**TASK DIRECTIONS:** Show each line that has the string "broker" in it.

(Dataset records)

>> START

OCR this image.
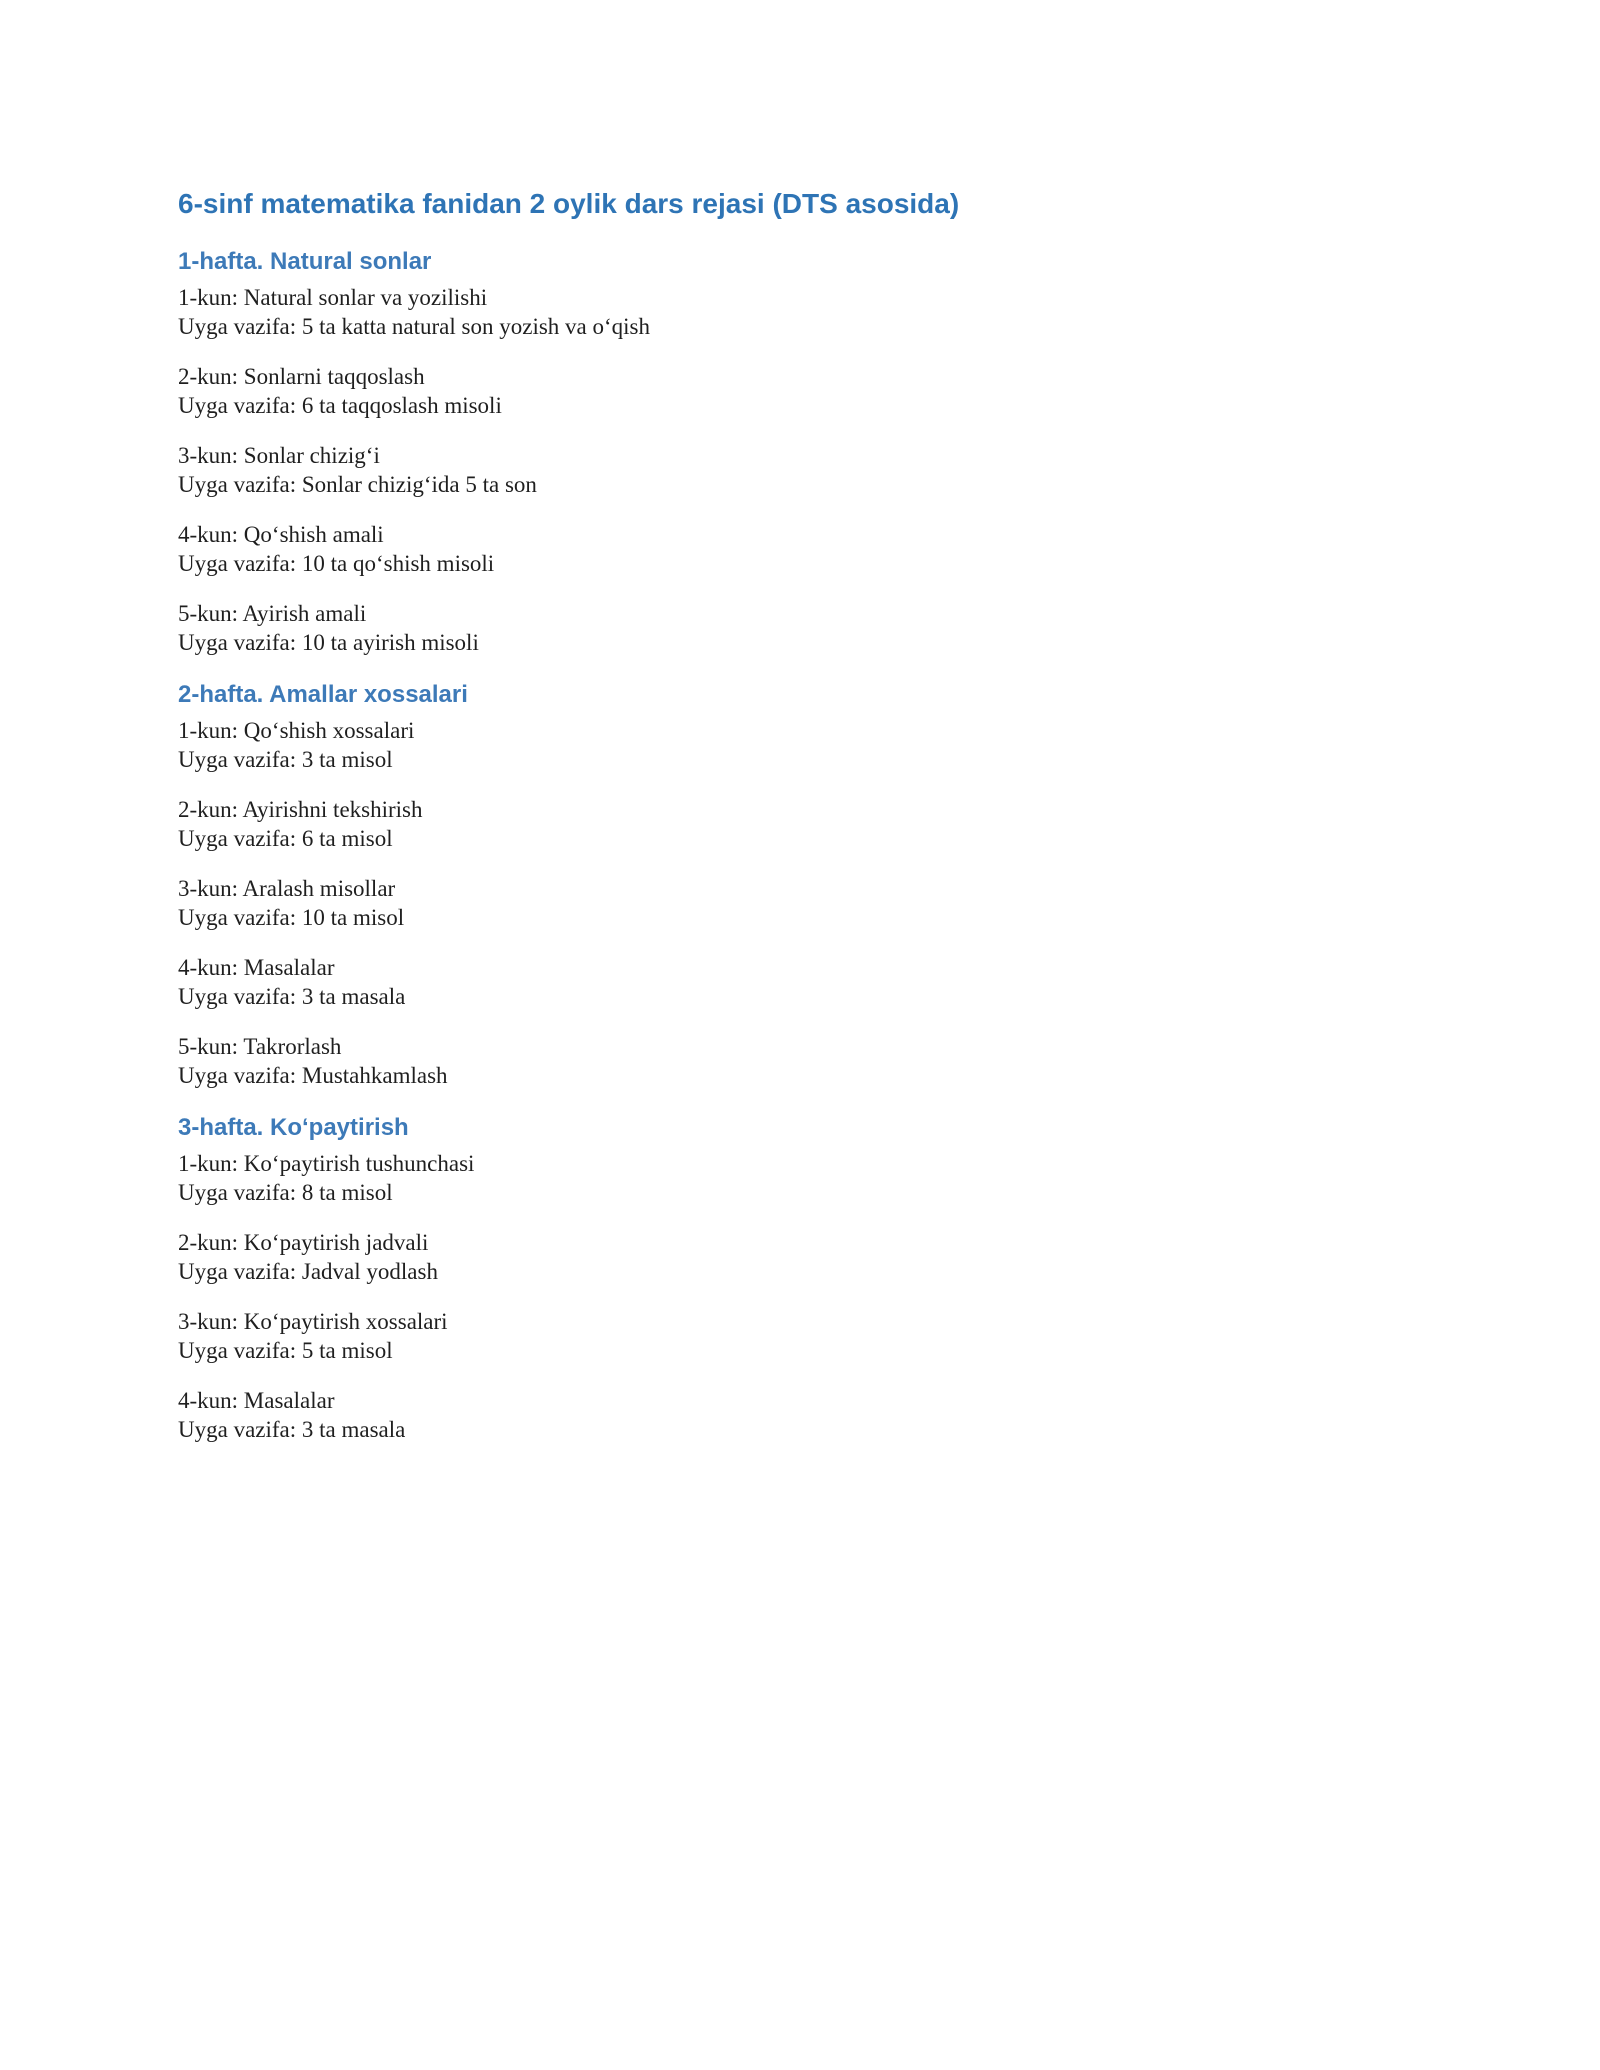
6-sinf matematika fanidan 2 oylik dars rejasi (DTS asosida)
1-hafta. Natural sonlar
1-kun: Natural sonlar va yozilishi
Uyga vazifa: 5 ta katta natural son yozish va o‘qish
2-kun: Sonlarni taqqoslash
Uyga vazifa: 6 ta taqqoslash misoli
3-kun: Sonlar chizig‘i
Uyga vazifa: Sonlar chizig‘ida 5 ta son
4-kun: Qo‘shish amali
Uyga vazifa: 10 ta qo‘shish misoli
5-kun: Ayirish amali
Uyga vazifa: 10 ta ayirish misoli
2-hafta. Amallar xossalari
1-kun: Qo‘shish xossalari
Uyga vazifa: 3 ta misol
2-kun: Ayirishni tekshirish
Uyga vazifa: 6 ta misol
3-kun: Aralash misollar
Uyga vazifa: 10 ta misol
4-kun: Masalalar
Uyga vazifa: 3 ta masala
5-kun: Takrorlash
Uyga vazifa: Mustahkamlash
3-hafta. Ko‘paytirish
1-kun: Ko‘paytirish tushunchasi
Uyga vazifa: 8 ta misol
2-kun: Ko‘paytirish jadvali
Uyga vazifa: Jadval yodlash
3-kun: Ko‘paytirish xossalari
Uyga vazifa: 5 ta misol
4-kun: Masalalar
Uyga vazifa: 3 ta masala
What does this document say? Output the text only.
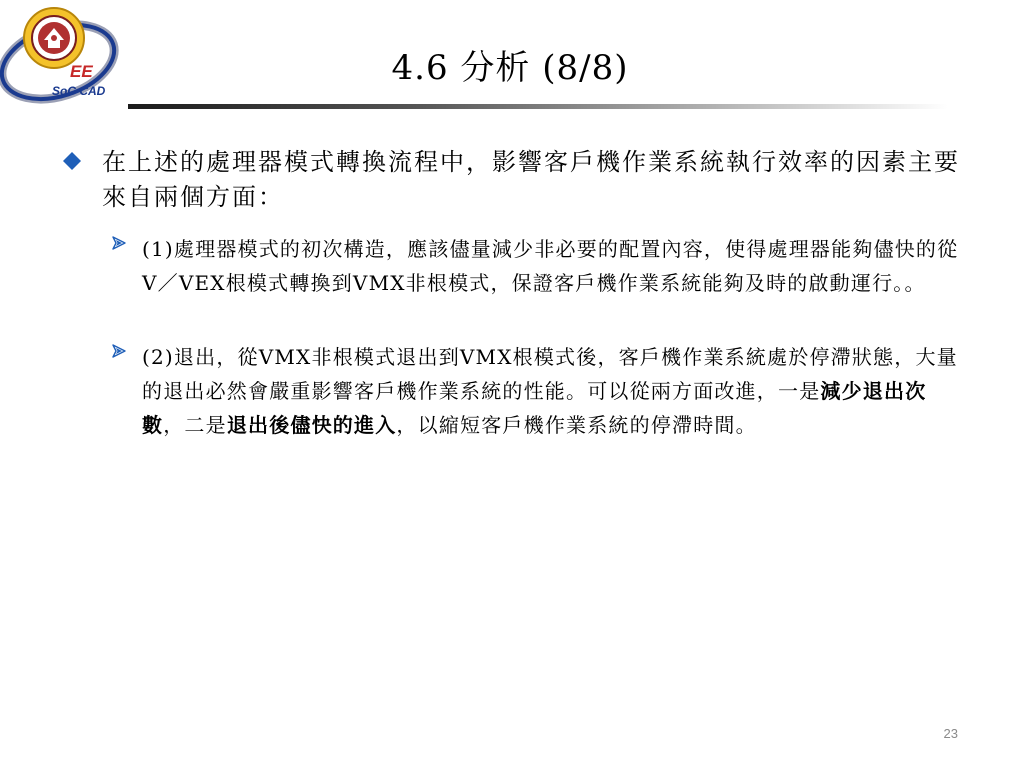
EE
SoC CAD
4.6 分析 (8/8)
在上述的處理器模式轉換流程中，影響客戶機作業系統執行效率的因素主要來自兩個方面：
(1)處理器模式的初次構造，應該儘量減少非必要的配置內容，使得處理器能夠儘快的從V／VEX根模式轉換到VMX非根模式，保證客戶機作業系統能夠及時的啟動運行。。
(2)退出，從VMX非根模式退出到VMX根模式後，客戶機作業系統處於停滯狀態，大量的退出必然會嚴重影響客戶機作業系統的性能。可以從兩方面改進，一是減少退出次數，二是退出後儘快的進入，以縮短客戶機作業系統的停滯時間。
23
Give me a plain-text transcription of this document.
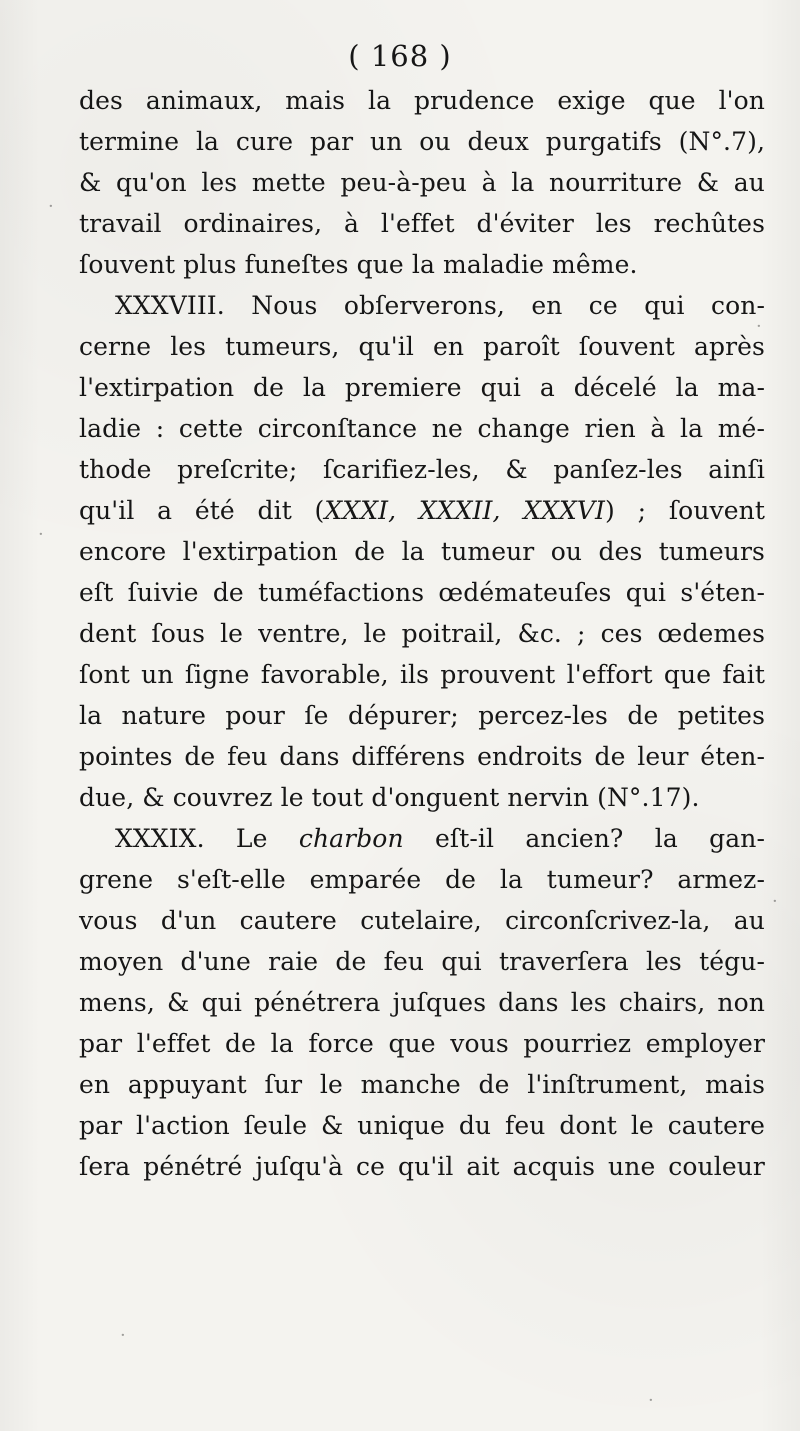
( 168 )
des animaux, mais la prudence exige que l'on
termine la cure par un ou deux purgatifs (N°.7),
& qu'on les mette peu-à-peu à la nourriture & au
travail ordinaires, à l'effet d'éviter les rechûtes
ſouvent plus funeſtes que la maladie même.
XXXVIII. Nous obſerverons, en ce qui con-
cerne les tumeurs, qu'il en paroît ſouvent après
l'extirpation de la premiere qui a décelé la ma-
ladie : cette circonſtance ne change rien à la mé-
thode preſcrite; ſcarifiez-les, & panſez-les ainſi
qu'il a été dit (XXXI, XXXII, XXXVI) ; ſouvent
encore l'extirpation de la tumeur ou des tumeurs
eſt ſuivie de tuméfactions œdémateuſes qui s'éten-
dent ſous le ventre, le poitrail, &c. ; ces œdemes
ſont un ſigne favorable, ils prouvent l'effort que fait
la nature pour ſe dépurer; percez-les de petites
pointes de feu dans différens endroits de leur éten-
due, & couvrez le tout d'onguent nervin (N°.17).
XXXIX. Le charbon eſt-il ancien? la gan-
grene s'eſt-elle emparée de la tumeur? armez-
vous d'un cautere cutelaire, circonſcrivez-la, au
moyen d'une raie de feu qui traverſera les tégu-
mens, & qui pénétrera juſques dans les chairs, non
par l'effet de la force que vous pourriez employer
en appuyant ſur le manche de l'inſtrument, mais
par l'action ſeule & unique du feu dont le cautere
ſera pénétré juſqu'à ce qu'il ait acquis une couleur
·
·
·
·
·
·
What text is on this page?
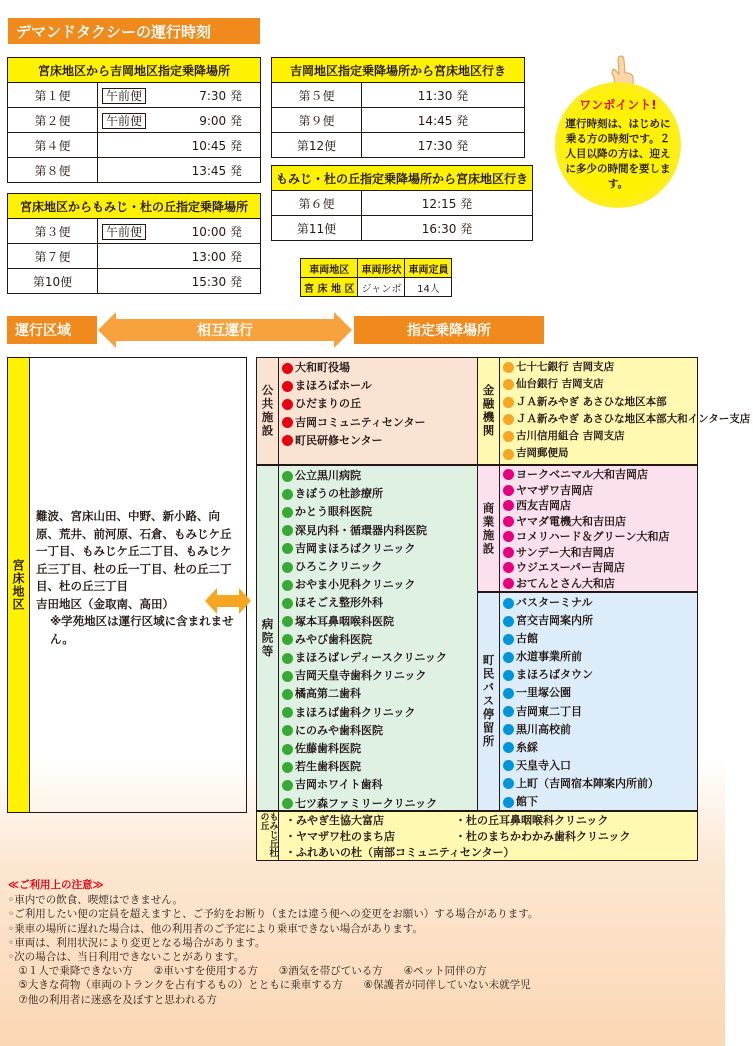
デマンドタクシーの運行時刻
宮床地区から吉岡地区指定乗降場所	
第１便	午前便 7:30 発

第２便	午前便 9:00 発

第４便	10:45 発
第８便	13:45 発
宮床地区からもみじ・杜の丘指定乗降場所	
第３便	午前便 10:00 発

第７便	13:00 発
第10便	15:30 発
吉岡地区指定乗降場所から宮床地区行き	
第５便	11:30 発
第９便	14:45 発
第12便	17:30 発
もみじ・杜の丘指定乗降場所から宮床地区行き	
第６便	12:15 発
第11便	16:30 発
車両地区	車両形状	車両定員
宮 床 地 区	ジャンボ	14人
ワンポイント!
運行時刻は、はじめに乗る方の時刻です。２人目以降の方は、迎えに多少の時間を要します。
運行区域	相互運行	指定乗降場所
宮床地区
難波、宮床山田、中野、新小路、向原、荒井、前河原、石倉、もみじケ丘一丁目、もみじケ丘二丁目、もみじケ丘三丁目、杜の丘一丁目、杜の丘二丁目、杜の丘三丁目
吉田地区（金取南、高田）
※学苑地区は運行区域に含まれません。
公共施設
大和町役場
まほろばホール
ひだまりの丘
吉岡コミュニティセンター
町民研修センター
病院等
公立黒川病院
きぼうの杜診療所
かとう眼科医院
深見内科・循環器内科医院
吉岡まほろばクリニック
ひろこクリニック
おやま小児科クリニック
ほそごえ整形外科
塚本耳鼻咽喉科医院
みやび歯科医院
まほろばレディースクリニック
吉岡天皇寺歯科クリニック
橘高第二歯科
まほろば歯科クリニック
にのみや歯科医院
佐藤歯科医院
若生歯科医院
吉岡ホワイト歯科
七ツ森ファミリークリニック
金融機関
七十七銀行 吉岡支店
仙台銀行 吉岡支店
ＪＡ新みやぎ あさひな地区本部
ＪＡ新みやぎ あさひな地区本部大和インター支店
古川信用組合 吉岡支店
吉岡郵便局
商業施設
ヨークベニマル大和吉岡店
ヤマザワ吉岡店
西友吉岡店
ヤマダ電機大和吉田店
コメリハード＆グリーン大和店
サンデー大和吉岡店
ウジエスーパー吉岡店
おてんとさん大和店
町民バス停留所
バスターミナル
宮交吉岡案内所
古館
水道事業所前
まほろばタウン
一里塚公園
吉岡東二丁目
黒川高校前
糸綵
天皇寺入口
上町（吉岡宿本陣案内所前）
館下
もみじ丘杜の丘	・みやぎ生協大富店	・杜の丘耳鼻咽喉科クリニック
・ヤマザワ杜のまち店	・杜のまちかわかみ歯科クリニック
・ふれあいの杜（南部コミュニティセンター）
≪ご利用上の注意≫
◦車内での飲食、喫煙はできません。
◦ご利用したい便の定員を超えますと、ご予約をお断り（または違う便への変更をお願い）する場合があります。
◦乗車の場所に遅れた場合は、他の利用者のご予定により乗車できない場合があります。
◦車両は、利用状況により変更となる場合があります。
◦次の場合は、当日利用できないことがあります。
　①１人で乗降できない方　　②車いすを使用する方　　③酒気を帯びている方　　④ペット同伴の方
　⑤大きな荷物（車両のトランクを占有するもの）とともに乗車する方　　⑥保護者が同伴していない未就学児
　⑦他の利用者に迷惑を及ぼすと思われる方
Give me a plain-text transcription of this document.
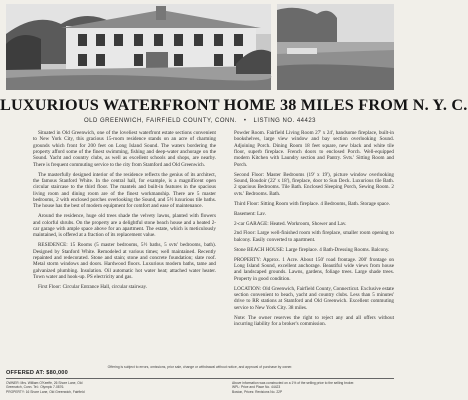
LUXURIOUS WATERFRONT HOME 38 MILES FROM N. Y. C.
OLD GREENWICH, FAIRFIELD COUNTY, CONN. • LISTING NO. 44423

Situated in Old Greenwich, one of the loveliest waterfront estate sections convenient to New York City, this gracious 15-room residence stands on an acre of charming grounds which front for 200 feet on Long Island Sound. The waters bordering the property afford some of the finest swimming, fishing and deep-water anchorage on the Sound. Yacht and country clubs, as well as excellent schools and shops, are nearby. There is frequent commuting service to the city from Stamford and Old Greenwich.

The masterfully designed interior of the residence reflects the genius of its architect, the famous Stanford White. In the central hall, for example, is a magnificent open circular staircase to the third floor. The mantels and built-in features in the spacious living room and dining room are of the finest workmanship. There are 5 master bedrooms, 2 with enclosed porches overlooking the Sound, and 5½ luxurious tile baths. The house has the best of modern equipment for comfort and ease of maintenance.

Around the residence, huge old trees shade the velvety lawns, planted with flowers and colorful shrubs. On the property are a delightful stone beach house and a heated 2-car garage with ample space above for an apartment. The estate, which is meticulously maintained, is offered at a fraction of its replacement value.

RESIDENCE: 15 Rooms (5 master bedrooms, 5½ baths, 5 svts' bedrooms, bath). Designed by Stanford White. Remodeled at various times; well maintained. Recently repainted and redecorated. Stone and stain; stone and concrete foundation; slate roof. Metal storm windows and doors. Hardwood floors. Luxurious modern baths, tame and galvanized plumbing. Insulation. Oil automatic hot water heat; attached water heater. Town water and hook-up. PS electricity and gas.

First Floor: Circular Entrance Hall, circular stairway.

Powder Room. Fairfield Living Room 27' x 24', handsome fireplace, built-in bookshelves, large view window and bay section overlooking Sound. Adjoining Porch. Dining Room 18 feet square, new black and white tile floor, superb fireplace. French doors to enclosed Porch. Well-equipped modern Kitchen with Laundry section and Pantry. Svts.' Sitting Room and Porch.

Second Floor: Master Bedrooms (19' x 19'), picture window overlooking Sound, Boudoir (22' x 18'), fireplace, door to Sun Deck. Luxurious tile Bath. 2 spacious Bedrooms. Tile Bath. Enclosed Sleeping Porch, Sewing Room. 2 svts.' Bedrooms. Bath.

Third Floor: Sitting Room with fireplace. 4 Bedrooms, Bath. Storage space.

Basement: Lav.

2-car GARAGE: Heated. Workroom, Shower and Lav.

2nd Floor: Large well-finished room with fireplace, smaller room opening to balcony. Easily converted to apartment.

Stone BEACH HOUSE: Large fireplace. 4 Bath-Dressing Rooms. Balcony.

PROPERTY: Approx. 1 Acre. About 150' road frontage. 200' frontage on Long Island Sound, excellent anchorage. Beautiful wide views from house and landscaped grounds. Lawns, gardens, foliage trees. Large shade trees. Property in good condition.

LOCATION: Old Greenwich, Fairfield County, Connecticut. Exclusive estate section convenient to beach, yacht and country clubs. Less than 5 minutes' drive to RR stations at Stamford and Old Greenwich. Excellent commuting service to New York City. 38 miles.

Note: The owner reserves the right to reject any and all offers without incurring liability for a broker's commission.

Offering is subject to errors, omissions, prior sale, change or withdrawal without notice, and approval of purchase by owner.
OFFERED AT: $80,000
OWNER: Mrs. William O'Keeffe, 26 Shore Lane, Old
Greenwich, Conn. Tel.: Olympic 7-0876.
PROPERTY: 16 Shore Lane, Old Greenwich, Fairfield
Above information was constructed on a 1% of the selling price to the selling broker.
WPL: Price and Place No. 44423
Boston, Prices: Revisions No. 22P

>> END

**SOLUTION FOR THIS TASK:**
Note: The owner reserves the right to reject any and all offers without incurring liability for a broker's commission.
Above information was constructed on a 1% of the selling price to the selling broker.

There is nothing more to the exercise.